**REQUIREMENT**
Determine how many lines of this material contain "difference". Give only the number.

══ MATERIAL FOR THIS TASK ══

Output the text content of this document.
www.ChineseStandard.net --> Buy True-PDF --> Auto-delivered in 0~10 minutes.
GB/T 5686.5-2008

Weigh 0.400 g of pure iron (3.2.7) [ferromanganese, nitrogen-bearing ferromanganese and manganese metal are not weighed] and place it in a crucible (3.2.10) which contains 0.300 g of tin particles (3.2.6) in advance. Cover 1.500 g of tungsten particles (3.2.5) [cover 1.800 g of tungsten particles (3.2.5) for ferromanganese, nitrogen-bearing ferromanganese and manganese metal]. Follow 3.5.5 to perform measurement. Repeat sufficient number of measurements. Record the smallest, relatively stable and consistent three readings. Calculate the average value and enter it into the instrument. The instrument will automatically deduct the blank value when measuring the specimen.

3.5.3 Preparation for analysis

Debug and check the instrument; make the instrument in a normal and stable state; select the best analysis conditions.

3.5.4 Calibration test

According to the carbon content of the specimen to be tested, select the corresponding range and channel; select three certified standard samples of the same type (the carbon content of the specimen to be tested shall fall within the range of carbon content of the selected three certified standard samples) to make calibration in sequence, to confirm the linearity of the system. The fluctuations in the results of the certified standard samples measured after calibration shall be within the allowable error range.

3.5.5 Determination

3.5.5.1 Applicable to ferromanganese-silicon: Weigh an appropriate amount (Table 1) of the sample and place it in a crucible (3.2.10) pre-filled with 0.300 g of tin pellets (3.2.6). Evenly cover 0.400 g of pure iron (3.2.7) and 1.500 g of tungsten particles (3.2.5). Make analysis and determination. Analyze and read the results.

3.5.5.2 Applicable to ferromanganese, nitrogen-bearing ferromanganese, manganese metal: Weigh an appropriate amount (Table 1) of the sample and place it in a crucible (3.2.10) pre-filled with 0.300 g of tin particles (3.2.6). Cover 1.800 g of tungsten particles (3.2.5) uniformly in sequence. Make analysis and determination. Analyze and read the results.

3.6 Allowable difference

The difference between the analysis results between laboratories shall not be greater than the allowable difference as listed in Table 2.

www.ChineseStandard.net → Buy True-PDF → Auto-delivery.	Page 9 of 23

═══

**RESPONSE FOR THIS EXERCISE**
2